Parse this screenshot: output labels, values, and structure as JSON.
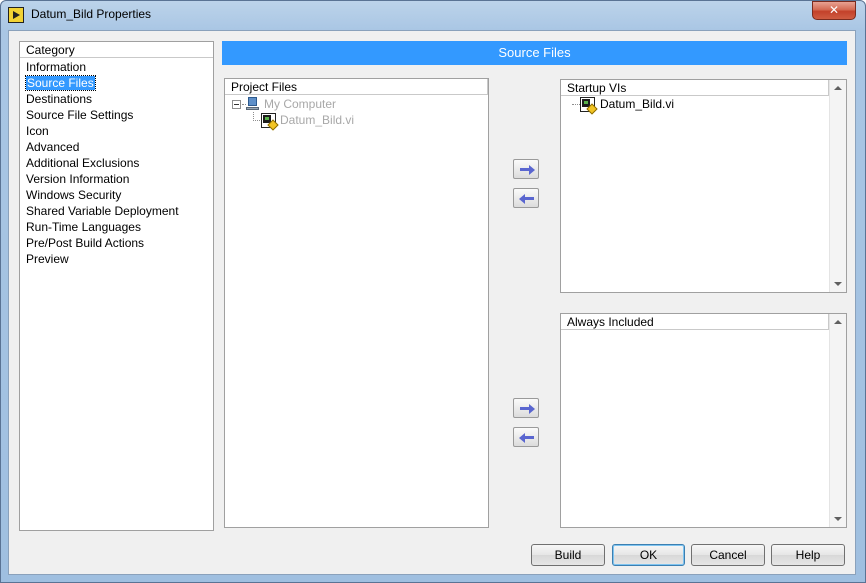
{
  "window": {
    "title": "Datum_Bild Properties",
    "close_glyph": "✕"
  },
  "category": {
    "header": "Category",
    "items": [
      "Information",
      "Source Files",
      "Destinations",
      "Source File Settings",
      "Icon",
      "Advanced",
      "Additional Exclusions",
      "Version Information",
      "Windows Security",
      "Shared Variable Deployment",
      "Run-Time Languages",
      "Pre/Post Build Actions",
      "Preview"
    ],
    "selected_index": 1
  },
  "panel": {
    "banner": "Source Files"
  },
  "project_files": {
    "header": "Project Files",
    "root": "My Computer",
    "child": "Datum_Bild.vi"
  },
  "startup_vis": {
    "header": "Startup VIs",
    "items": [
      "Datum_Bild.vi"
    ]
  },
  "always_included": {
    "header": "Always Included"
  },
  "buttons": {
    "build": "Build",
    "ok": "OK",
    "cancel": "Cancel",
    "help": "Help"
  }
}
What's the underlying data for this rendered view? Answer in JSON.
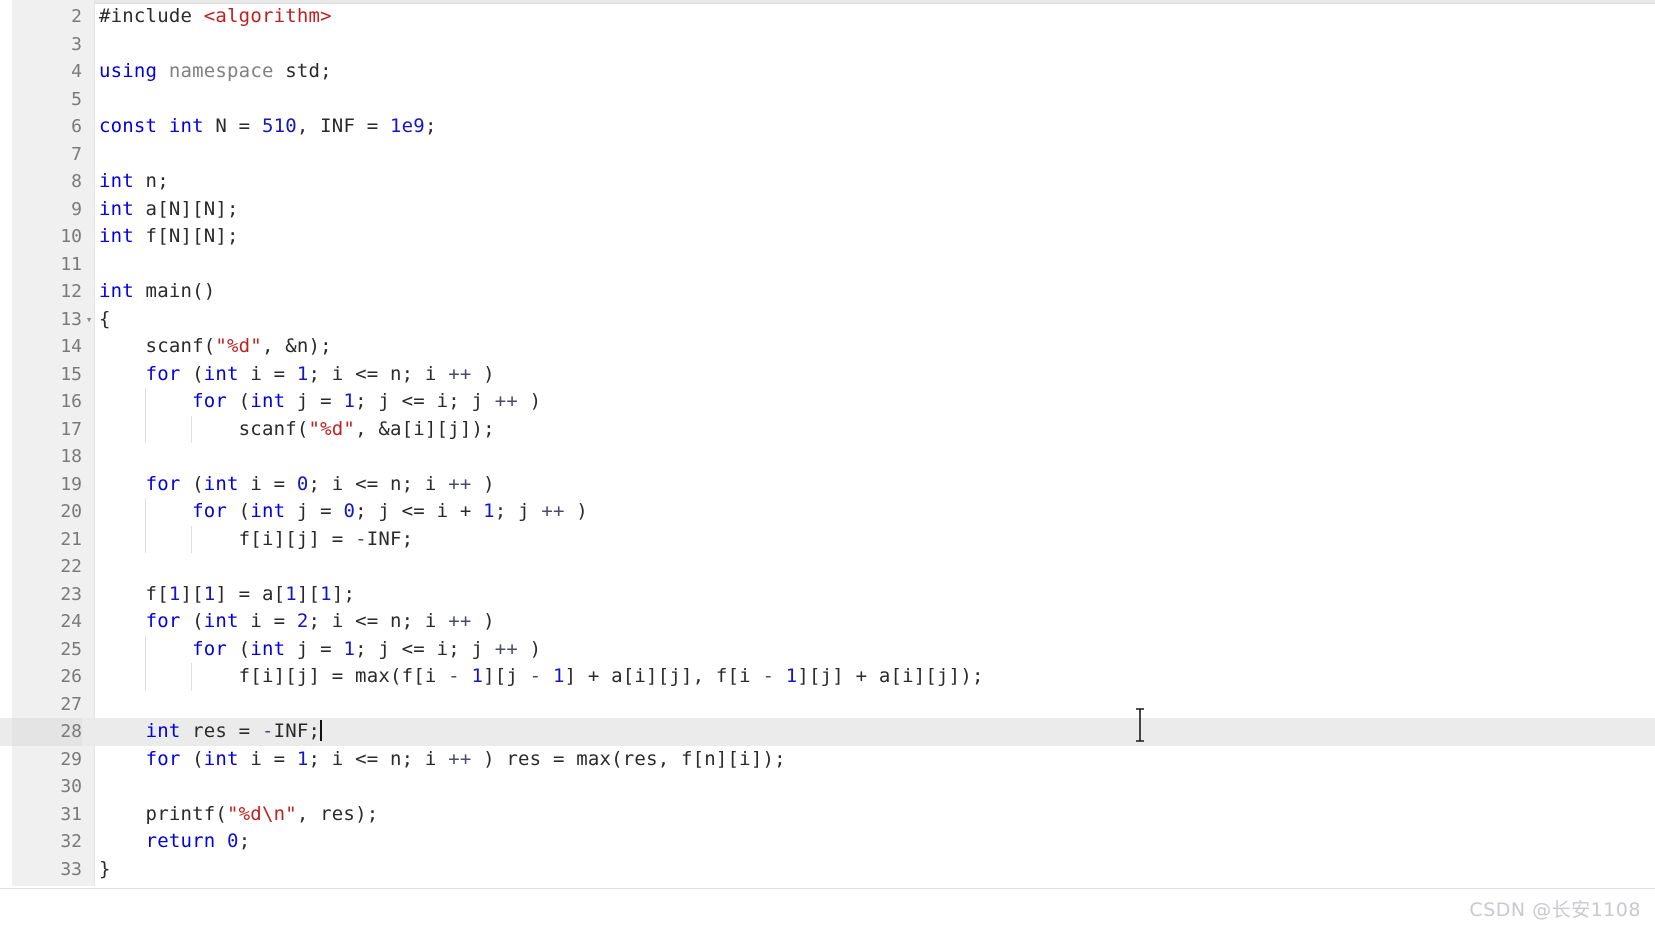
{
  "editor": {
    "language": "cpp",
    "first_visible_line": 2,
    "last_visible_line": 33,
    "active_line": 28,
    "colors": {
      "background": "#ffffff",
      "gutter_background": "#f0f0f0",
      "gutter_text": "#7a7a7a",
      "active_line_highlight": "#ebebeb",
      "keyword": "#0000e0",
      "number": "#1414c8",
      "string": "#c02020",
      "preprocessor": "#0000cc",
      "plain_text": "#2a2a2a",
      "operator": "#4a4a6a",
      "indent_guide": "#e0e0e0",
      "caret": "#111111",
      "watermark": "#c9c9cf"
    },
    "fold_marker_line": 13,
    "fold_marker_glyph": "▾",
    "caret_line": 28,
    "caret_column_after": "int res = -INF;"
  },
  "lines": [
    {
      "n": 2,
      "indent": 0,
      "guides": 0,
      "text": "#include <algorithm>"
    },
    {
      "n": 3,
      "indent": 0,
      "guides": 0,
      "text": ""
    },
    {
      "n": 4,
      "indent": 0,
      "guides": 0,
      "text": "using namespace std;"
    },
    {
      "n": 5,
      "indent": 0,
      "guides": 0,
      "text": ""
    },
    {
      "n": 6,
      "indent": 0,
      "guides": 0,
      "text": "const int N = 510, INF = 1e9;"
    },
    {
      "n": 7,
      "indent": 0,
      "guides": 0,
      "text": ""
    },
    {
      "n": 8,
      "indent": 0,
      "guides": 0,
      "text": "int n;"
    },
    {
      "n": 9,
      "indent": 0,
      "guides": 0,
      "text": "int a[N][N];"
    },
    {
      "n": 10,
      "indent": 0,
      "guides": 0,
      "text": "int f[N][N];"
    },
    {
      "n": 11,
      "indent": 0,
      "guides": 0,
      "text": ""
    },
    {
      "n": 12,
      "indent": 0,
      "guides": 0,
      "text": "int main()"
    },
    {
      "n": 13,
      "indent": 0,
      "guides": 0,
      "text": "{"
    },
    {
      "n": 14,
      "indent": 1,
      "guides": 0,
      "text": "    scanf(\"%d\", &n);"
    },
    {
      "n": 15,
      "indent": 1,
      "guides": 0,
      "text": "    for (int i = 1; i <= n; i ++ )"
    },
    {
      "n": 16,
      "indent": 2,
      "guides": 1,
      "text": "        for (int j = 1; j <= i; j ++ )"
    },
    {
      "n": 17,
      "indent": 3,
      "guides": 2,
      "text": "            scanf(\"%d\", &a[i][j]);"
    },
    {
      "n": 18,
      "indent": 0,
      "guides": 0,
      "text": ""
    },
    {
      "n": 19,
      "indent": 1,
      "guides": 0,
      "text": "    for (int i = 0; i <= n; i ++ )"
    },
    {
      "n": 20,
      "indent": 2,
      "guides": 1,
      "text": "        for (int j = 0; j <= i + 1; j ++ )"
    },
    {
      "n": 21,
      "indent": 3,
      "guides": 2,
      "text": "            f[i][j] = -INF;"
    },
    {
      "n": 22,
      "indent": 0,
      "guides": 0,
      "text": ""
    },
    {
      "n": 23,
      "indent": 1,
      "guides": 0,
      "text": "    f[1][1] = a[1][1];"
    },
    {
      "n": 24,
      "indent": 1,
      "guides": 0,
      "text": "    for (int i = 2; i <= n; i ++ )"
    },
    {
      "n": 25,
      "indent": 2,
      "guides": 1,
      "text": "        for (int j = 1; j <= i; j ++ )"
    },
    {
      "n": 26,
      "indent": 3,
      "guides": 2,
      "text": "            f[i][j] = max(f[i - 1][j - 1] + a[i][j], f[i - 1][j] + a[i][j]);"
    },
    {
      "n": 27,
      "indent": 0,
      "guides": 0,
      "text": ""
    },
    {
      "n": 28,
      "indent": 1,
      "guides": 0,
      "text": "    int res = -INF;"
    },
    {
      "n": 29,
      "indent": 1,
      "guides": 0,
      "text": "    for (int i = 1; i <= n; i ++ ) res = max(res, f[n][i]);"
    },
    {
      "n": 30,
      "indent": 0,
      "guides": 0,
      "text": ""
    },
    {
      "n": 31,
      "indent": 1,
      "guides": 0,
      "text": "    printf(\"%d\\n\", res);"
    },
    {
      "n": 32,
      "indent": 1,
      "guides": 0,
      "text": "    return 0;"
    },
    {
      "n": 33,
      "indent": 0,
      "guides": 0,
      "text": "}"
    }
  ],
  "tokens": {
    "2": [
      [
        "plain",
        "#include "
      ],
      [
        "hdr",
        "<algorithm>"
      ]
    ],
    "4": [
      [
        "kw",
        "using "
      ],
      [
        "dim",
        "namespace "
      ],
      [
        "plain",
        "std;"
      ]
    ],
    "6": [
      [
        "kw",
        "const"
      ],
      [
        "plain",
        " "
      ],
      [
        "kw",
        "int"
      ],
      [
        "plain",
        " N = "
      ],
      [
        "num",
        "510"
      ],
      [
        "plain",
        ", INF = "
      ],
      [
        "num",
        "1e9"
      ],
      [
        "plain",
        ";"
      ]
    ],
    "8": [
      [
        "kw",
        "int"
      ],
      [
        "plain",
        " n;"
      ]
    ],
    "9": [
      [
        "kw",
        "int"
      ],
      [
        "plain",
        " a[N][N];"
      ]
    ],
    "10": [
      [
        "kw",
        "int"
      ],
      [
        "plain",
        " f[N][N];"
      ]
    ],
    "12": [
      [
        "kw",
        "int"
      ],
      [
        "plain",
        " main()"
      ]
    ],
    "13": [
      [
        "plain",
        "{"
      ]
    ],
    "14": [
      [
        "plain",
        "    scanf("
      ],
      [
        "str",
        "\"%d\""
      ],
      [
        "plain",
        ", &n);"
      ]
    ],
    "15": [
      [
        "plain",
        "    "
      ],
      [
        "kw",
        "for"
      ],
      [
        "plain",
        " ("
      ],
      [
        "kw",
        "int"
      ],
      [
        "plain",
        " i = "
      ],
      [
        "num",
        "1"
      ],
      [
        "plain",
        "; i <= n; i "
      ],
      [
        "op",
        "++"
      ],
      [
        "plain",
        " )"
      ]
    ],
    "16": [
      [
        "plain",
        "        "
      ],
      [
        "kw",
        "for"
      ],
      [
        "plain",
        " ("
      ],
      [
        "kw",
        "int"
      ],
      [
        "plain",
        " j = "
      ],
      [
        "num",
        "1"
      ],
      [
        "plain",
        "; j <= i; j "
      ],
      [
        "op",
        "++"
      ],
      [
        "plain",
        " )"
      ]
    ],
    "17": [
      [
        "plain",
        "            scanf("
      ],
      [
        "str",
        "\"%d\""
      ],
      [
        "plain",
        ", &a[i][j]);"
      ]
    ],
    "19": [
      [
        "plain",
        "    "
      ],
      [
        "kw",
        "for"
      ],
      [
        "plain",
        " ("
      ],
      [
        "kw",
        "int"
      ],
      [
        "plain",
        " i = "
      ],
      [
        "num",
        "0"
      ],
      [
        "plain",
        "; i <= n; i "
      ],
      [
        "op",
        "++"
      ],
      [
        "plain",
        " )"
      ]
    ],
    "20": [
      [
        "plain",
        "        "
      ],
      [
        "kw",
        "for"
      ],
      [
        "plain",
        " ("
      ],
      [
        "kw",
        "int"
      ],
      [
        "plain",
        " j = "
      ],
      [
        "num",
        "0"
      ],
      [
        "plain",
        "; j <= i + "
      ],
      [
        "num",
        "1"
      ],
      [
        "plain",
        "; j "
      ],
      [
        "op",
        "++"
      ],
      [
        "plain",
        " )"
      ]
    ],
    "21": [
      [
        "plain",
        "            f[i][j] = "
      ],
      [
        "op",
        "-"
      ],
      [
        "plain",
        "INF;"
      ]
    ],
    "23": [
      [
        "plain",
        "    f["
      ],
      [
        "num",
        "1"
      ],
      [
        "plain",
        "]["
      ],
      [
        "num",
        "1"
      ],
      [
        "plain",
        "] = a["
      ],
      [
        "num",
        "1"
      ],
      [
        "plain",
        "]["
      ],
      [
        "num",
        "1"
      ],
      [
        "plain",
        "];"
      ]
    ],
    "24": [
      [
        "plain",
        "    "
      ],
      [
        "kw",
        "for"
      ],
      [
        "plain",
        " ("
      ],
      [
        "kw",
        "int"
      ],
      [
        "plain",
        " i = "
      ],
      [
        "num",
        "2"
      ],
      [
        "plain",
        "; i <= n; i "
      ],
      [
        "op",
        "++"
      ],
      [
        "plain",
        " )"
      ]
    ],
    "25": [
      [
        "plain",
        "        "
      ],
      [
        "kw",
        "for"
      ],
      [
        "plain",
        " ("
      ],
      [
        "kw",
        "int"
      ],
      [
        "plain",
        " j = "
      ],
      [
        "num",
        "1"
      ],
      [
        "plain",
        "; j <= i; j "
      ],
      [
        "op",
        "++"
      ],
      [
        "plain",
        " )"
      ]
    ],
    "26": [
      [
        "plain",
        "            f[i][j] = max(f[i "
      ],
      [
        "op",
        "-"
      ],
      [
        "plain",
        " "
      ],
      [
        "num",
        "1"
      ],
      [
        "plain",
        "][j "
      ],
      [
        "op",
        "-"
      ],
      [
        "plain",
        " "
      ],
      [
        "num",
        "1"
      ],
      [
        "plain",
        "] + a[i][j], f[i "
      ],
      [
        "op",
        "-"
      ],
      [
        "plain",
        " "
      ],
      [
        "num",
        "1"
      ],
      [
        "plain",
        "][j] + a[i][j]);"
      ]
    ],
    "28": [
      [
        "plain",
        "    "
      ],
      [
        "kw",
        "int"
      ],
      [
        "plain",
        " res = "
      ],
      [
        "op",
        "-"
      ],
      [
        "plain",
        "INF;"
      ]
    ],
    "29": [
      [
        "plain",
        "    "
      ],
      [
        "kw",
        "for"
      ],
      [
        "plain",
        " ("
      ],
      [
        "kw",
        "int"
      ],
      [
        "plain",
        " i = "
      ],
      [
        "num",
        "1"
      ],
      [
        "plain",
        "; i <= n; i "
      ],
      [
        "op",
        "++"
      ],
      [
        "plain",
        " ) res = max(res, f[n][i]);"
      ]
    ],
    "31": [
      [
        "plain",
        "    printf("
      ],
      [
        "str",
        "\"%d\\n\""
      ],
      [
        "plain",
        ", res);"
      ]
    ],
    "32": [
      [
        "plain",
        "    "
      ],
      [
        "kw",
        "return"
      ],
      [
        "plain",
        " "
      ],
      [
        "num",
        "0"
      ],
      [
        "plain",
        ";"
      ]
    ],
    "33": [
      [
        "plain",
        "}"
      ]
    ]
  },
  "watermark": {
    "text": "CSDN @长安1108"
  }
}
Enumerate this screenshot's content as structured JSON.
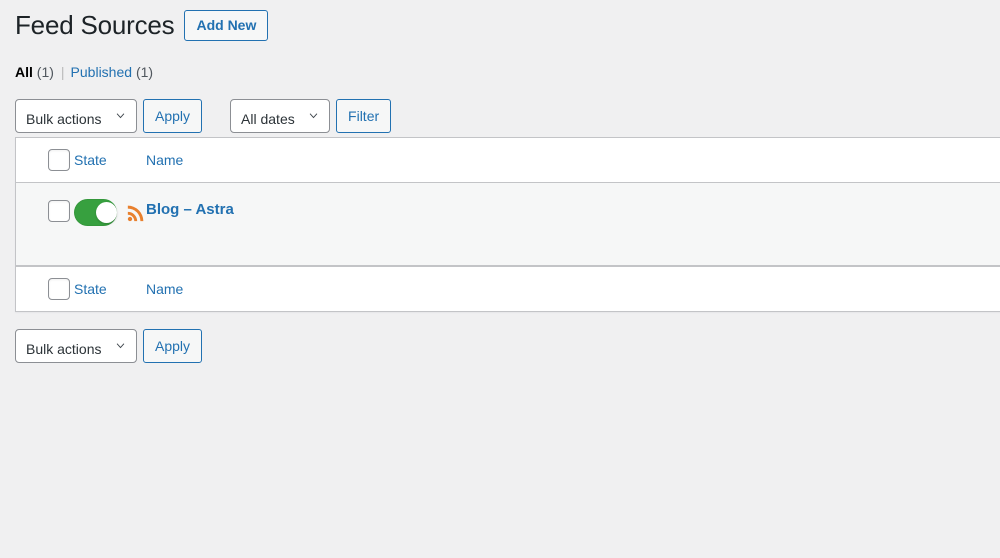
{
  "page": {
    "title": "Feed Sources",
    "add_new_label": "Add New"
  },
  "filters": {
    "all_label": "All",
    "all_count": "(1)",
    "separator": "|",
    "published_label": "Published",
    "published_count": "(1)"
  },
  "tablenav_top": {
    "bulk_actions_selected": "Bulk actions",
    "bulk_actions_options": [
      "Bulk actions"
    ],
    "apply_label": "Apply",
    "dates_selected": "All dates",
    "dates_options": [
      "All dates"
    ],
    "filter_label": "Filter"
  },
  "tablenav_bottom": {
    "bulk_actions_selected": "Bulk actions",
    "bulk_actions_options": [
      "Bulk actions"
    ],
    "apply_label": "Apply"
  },
  "table": {
    "columns": {
      "state": "State",
      "name": "Name"
    },
    "rows": [
      {
        "state_enabled": true,
        "name": "Blog – Astra",
        "icon": "rss-icon"
      }
    ]
  },
  "colors": {
    "page_background": "#f0f0f1",
    "link": "#2271b1",
    "toggle_on": "#37a03f",
    "rss_orange": "#e8802e",
    "row_background": "#f6f7f7",
    "border": "#c3c4c7",
    "title_text": "#1d2327"
  }
}
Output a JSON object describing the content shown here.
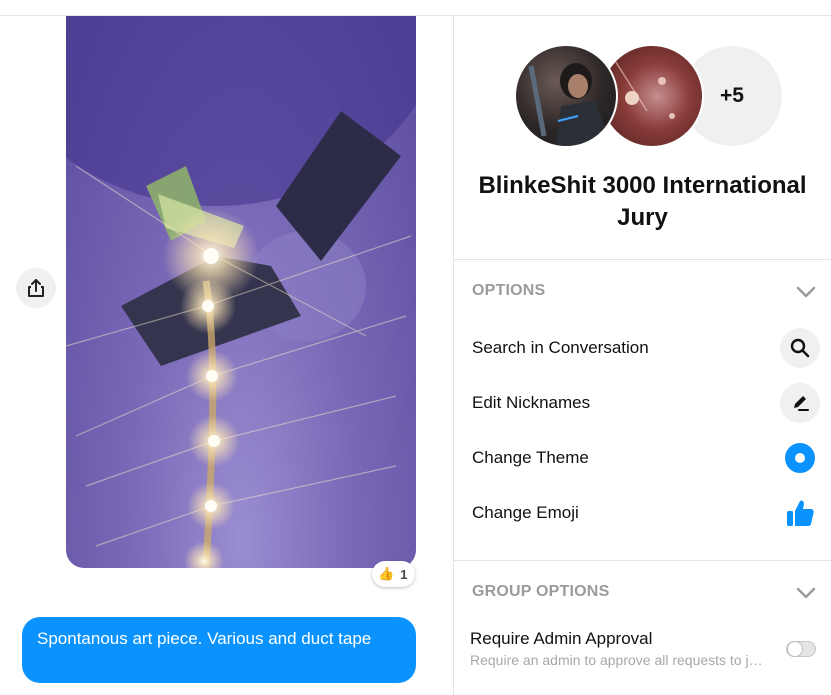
{
  "chat": {
    "reaction": {
      "emoji": "👍",
      "count": "1"
    },
    "message": "Spontanous art piece. Various and duct tape"
  },
  "sidebar": {
    "avatars": {
      "more_count": "+5"
    },
    "group_name": "BlinkeShit 3000 International Jury",
    "options": {
      "heading": "OPTIONS",
      "items": [
        {
          "label": "Search in Conversation",
          "icon": "search-icon"
        },
        {
          "label": "Edit Nicknames",
          "icon": "pencil-icon"
        },
        {
          "label": "Change Theme",
          "icon": "theme-icon"
        },
        {
          "label": "Change Emoji",
          "icon": "thumbs-up-icon"
        }
      ]
    },
    "group_options": {
      "heading": "GROUP OPTIONS",
      "require_admin_label": "Require Admin Approval",
      "require_admin_desc": "Require an admin to approve all requests to j…",
      "require_admin_enabled": false
    }
  },
  "colors": {
    "accent": "#0a93ff",
    "heading_gray": "#9b9b9b"
  }
}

INSTRUCTIONS FOR THE TASK
Return all lines with the word "JSON" in them.

TASK OUTPUT
Parse this screenshot: output labels, values, and structure as JSON.
What's the underlying data for this rendered view? Answer in JSON.
Enumerate this screenshot's content as structured JSON.
Output a JSON object describing the content shown here.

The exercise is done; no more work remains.